• _STATED TASK_
Count how many lines contain the word "日本留学試験". Respond with the number alone.

──────

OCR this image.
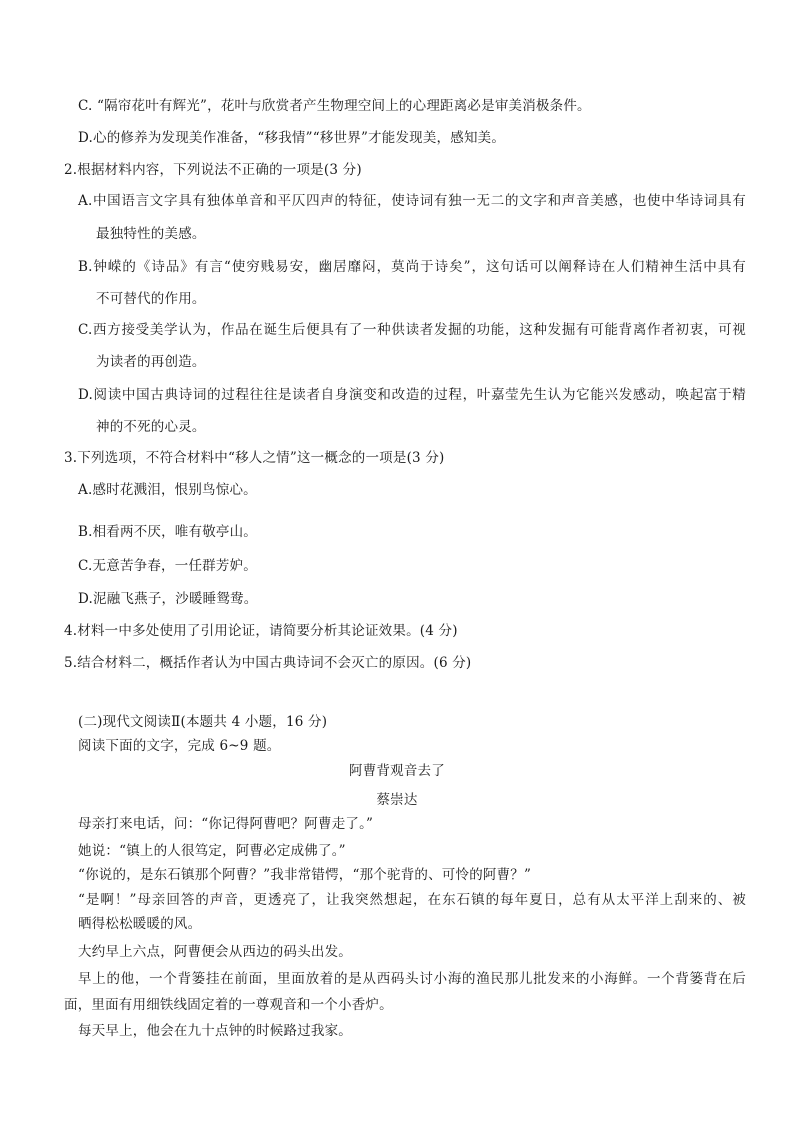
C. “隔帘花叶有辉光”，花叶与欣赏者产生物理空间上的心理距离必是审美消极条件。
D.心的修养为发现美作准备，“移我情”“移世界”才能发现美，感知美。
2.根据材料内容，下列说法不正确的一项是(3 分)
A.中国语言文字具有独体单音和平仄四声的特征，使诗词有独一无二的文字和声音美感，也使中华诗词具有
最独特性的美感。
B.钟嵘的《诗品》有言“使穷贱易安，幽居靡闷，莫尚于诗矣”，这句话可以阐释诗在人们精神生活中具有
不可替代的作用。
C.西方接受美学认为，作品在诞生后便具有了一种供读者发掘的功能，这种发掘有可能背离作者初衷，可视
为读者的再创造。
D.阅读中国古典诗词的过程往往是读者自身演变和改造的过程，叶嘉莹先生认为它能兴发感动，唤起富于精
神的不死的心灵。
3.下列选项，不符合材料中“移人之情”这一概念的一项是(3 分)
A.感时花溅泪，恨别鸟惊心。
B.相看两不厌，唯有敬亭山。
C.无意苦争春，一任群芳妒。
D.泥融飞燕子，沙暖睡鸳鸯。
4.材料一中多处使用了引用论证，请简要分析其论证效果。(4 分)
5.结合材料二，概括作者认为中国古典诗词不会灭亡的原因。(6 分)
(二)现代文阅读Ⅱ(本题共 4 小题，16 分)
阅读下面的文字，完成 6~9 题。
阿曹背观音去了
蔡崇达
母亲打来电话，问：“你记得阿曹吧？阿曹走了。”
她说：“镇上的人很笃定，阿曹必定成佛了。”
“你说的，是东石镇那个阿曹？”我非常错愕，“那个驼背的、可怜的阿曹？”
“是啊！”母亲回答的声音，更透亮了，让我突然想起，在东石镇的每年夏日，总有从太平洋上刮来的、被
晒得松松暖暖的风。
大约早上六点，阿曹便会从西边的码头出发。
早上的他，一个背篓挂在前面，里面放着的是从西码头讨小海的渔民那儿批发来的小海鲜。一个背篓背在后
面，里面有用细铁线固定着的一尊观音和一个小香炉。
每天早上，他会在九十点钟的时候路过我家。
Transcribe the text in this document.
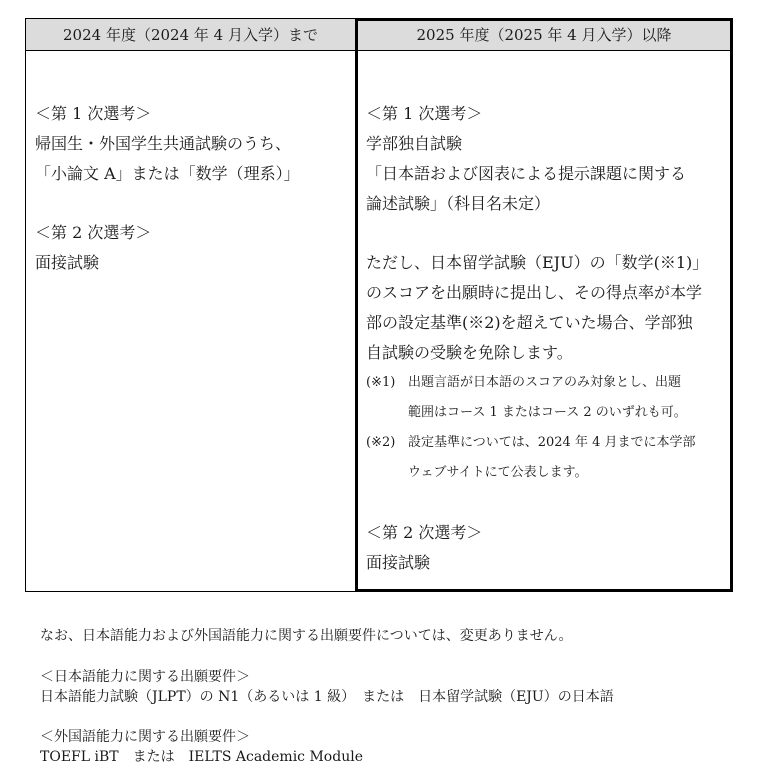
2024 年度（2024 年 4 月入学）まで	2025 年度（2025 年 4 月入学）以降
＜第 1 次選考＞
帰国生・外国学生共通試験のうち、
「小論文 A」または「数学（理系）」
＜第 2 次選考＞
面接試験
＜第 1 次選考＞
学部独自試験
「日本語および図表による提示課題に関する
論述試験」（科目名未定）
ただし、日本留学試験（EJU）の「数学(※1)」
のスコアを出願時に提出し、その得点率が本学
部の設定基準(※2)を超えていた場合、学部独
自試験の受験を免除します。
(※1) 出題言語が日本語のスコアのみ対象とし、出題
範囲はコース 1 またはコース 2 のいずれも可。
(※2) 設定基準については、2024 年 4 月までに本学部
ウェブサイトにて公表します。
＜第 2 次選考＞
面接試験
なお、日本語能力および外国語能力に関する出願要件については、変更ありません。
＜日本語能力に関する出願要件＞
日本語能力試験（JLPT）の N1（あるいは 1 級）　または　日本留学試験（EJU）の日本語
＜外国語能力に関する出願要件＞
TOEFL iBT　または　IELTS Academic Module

──────

• _SOLUTION TO THIS EXERCISE_
2